### Work required
Return the whole listing, keeping every character the same.

-- BEGIN Extracted information --

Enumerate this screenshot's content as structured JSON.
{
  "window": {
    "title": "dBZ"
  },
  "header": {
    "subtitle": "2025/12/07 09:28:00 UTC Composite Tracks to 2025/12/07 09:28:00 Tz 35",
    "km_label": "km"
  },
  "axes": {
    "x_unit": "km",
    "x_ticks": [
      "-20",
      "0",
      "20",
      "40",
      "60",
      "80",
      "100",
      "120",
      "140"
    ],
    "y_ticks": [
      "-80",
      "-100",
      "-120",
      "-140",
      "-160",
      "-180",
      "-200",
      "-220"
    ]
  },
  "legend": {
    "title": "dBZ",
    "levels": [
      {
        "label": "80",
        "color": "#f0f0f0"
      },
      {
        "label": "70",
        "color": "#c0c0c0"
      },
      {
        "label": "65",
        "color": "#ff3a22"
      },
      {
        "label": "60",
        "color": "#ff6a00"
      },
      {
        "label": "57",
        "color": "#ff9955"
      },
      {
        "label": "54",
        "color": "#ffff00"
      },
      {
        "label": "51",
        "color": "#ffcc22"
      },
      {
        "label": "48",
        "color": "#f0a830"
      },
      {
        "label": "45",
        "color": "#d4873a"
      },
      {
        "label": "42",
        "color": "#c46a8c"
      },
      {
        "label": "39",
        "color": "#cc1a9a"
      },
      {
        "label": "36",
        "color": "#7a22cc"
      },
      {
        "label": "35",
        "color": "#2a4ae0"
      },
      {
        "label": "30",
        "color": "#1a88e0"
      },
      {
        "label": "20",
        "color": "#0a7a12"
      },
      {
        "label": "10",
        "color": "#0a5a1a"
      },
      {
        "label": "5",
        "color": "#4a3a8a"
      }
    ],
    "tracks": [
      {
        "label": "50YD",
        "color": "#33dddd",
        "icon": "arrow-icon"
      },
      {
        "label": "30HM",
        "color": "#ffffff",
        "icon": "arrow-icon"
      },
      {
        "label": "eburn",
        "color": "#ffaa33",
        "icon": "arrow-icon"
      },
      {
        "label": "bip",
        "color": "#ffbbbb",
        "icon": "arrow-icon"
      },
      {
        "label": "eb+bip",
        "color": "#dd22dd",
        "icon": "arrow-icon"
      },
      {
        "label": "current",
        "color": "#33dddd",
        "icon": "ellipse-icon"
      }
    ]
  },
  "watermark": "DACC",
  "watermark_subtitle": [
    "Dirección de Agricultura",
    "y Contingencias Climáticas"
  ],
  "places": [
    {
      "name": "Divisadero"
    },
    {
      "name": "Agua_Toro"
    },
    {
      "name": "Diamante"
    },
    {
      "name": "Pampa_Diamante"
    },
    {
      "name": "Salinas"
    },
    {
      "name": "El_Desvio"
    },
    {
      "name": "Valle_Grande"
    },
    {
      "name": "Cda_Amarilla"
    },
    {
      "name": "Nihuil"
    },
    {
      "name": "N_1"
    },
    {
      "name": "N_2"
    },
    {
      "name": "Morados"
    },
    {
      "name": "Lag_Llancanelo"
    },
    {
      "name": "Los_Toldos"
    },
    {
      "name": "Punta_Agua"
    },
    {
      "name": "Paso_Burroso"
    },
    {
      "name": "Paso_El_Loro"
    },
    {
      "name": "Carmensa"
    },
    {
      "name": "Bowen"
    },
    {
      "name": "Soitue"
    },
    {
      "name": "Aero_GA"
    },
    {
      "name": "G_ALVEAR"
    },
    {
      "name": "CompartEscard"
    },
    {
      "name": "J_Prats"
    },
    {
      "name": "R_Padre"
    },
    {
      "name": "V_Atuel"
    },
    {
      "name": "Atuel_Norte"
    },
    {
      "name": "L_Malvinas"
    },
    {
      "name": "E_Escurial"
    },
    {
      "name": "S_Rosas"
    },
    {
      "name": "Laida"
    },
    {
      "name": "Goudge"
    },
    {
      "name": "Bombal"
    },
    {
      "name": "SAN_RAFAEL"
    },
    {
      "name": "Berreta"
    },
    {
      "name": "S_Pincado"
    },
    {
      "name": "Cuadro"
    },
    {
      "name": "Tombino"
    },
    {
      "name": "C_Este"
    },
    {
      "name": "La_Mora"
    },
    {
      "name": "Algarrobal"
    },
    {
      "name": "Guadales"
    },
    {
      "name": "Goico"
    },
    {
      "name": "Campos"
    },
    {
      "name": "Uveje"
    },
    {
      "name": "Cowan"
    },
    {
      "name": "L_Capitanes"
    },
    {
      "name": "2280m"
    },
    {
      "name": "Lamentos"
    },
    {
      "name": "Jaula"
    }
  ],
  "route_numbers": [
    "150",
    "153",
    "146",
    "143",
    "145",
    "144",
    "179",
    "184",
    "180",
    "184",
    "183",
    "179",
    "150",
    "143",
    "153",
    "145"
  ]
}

-- END Extracted information --

### Full solution
Enumerate this screenshot's content as structured JSON.
{
  "window": {
    "title": "dBZ"
  },
  "header": {
    "subtitle": "2025/12/07 09:28:00 UTC Composite Tracks to 2025/12/07 09:28:00 Tz 35",
    "km_label": "km"
  },
  "axes": {
    "x_unit": "km",
    "x_ticks": [
      "-20",
      "0",
      "20",
      "40",
      "60",
      "80",
      "100",
      "120",
      "140"
    ],
    "y_ticks": [
      "-80",
      "-100",
      "-120",
      "-140",
      "-160",
      "-180",
      "-200",
      "-220"
    ]
  },
  "legend": {
    "title": "dBZ",
    "levels": [
      {
        "label": "80",
        "color": "#f0f0f0"
      },
      {
        "label": "70",
        "color": "#c0c0c0"
      },
      {
        "label": "65",
        "color": "#ff3a22"
      },
      {
        "label": "60",
        "color": "#ff6a00"
      },
      {
        "label": "57",
        "color": "#ff9955"
      },
      {
        "label": "54",
        "color": "#ffff00"
      },
      {
        "label": "51",
        "color": "#ffcc22"
      },
      {
        "label": "48",
        "color": "#f0a830"
      },
      {
        "label": "45",
        "color": "#d4873a"
      },
      {
        "label": "42",
        "color": "#c46a8c"
      },
      {
        "label": "39",
        "color": "#cc1a9a"
      },
      {
        "label": "36",
        "color": "#7a22cc"
      },
      {
        "label": "35",
        "color": "#2a4ae0"
      },
      {
        "label": "30",
        "color": "#1a88e0"
      },
      {
        "label": "20",
        "color": "#0a7a12"
      },
      {
        "label": "10",
        "color": "#0a5a1a"
      },
      {
        "label": "5",
        "color": "#4a3a8a"
      }
    ],
    "tracks": [
      {
        "label": "50YD",
        "color": "#33dddd",
        "icon": "arrow-icon"
      },
      {
        "label": "30HM",
        "color": "#ffffff",
        "icon": "arrow-icon"
      },
      {
        "label": "eburn",
        "color": "#ffaa33",
        "icon": "arrow-icon"
      },
      {
        "label": "bip",
        "color": "#ffbbbb",
        "icon": "arrow-icon"
      },
      {
        "label": "eb+bip",
        "color": "#dd22dd",
        "icon": "arrow-icon"
      },
      {
        "label": "current",
        "color": "#33dddd",
        "icon": "ellipse-icon"
      }
    ]
  },
  "watermark": "DACC",
  "watermark_subtitle": [
    "Dirección de Agricultura",
    "y Contingencias Climáticas"
  ],
  "places": [
    {
      "name": "Divisadero"
    },
    {
      "name": "Agua_Toro"
    },
    {
      "name": "Diamante"
    },
    {
      "name": "Pampa_Diamante"
    },
    {
      "name": "Salinas"
    },
    {
      "name": "El_Desvio"
    },
    {
      "name": "Valle_Grande"
    },
    {
      "name": "Cda_Amarilla"
    },
    {
      "name": "Nihuil"
    },
    {
      "name": "N_1"
    },
    {
      "name": "N_2"
    },
    {
      "name": "Morados"
    },
    {
      "name": "Lag_Llancanelo"
    },
    {
      "name": "Los_Toldos"
    },
    {
      "name": "Punta_Agua"
    },
    {
      "name": "Paso_Burroso"
    },
    {
      "name": "Paso_El_Loro"
    },
    {
      "name": "Carmensa"
    },
    {
      "name": "Bowen"
    },
    {
      "name": "Soitue"
    },
    {
      "name": "Aero_GA"
    },
    {
      "name": "G_ALVEAR"
    },
    {
      "name": "CompartEscard"
    },
    {
      "name": "J_Prats"
    },
    {
      "name": "R_Padre"
    },
    {
      "name": "V_Atuel"
    },
    {
      "name": "Atuel_Norte"
    },
    {
      "name": "L_Malvinas"
    },
    {
      "name": "E_Escurial"
    },
    {
      "name": "S_Rosas"
    },
    {
      "name": "Laida"
    },
    {
      "name": "Goudge"
    },
    {
      "name": "Bombal"
    },
    {
      "name": "SAN_RAFAEL"
    },
    {
      "name": "Berreta"
    },
    {
      "name": "S_Pincado"
    },
    {
      "name": "Cuadro"
    },
    {
      "name": "Tombino"
    },
    {
      "name": "C_Este"
    },
    {
      "name": "La_Mora"
    },
    {
      "name": "Algarrobal"
    },
    {
      "name": "Guadales"
    },
    {
      "name": "Goico"
    },
    {
      "name": "Campos"
    },
    {
      "name": "Uveje"
    },
    {
      "name": "Cowan"
    },
    {
      "name": "L_Capitanes"
    },
    {
      "name": "2280m"
    },
    {
      "name": "Lamentos"
    },
    {
      "name": "Jaula"
    }
  ],
  "route_numbers": [
    "150",
    "153",
    "146",
    "143",
    "145",
    "144",
    "179",
    "184",
    "180",
    "184",
    "183",
    "179",
    "150",
    "143",
    "153",
    "145"
  ]
}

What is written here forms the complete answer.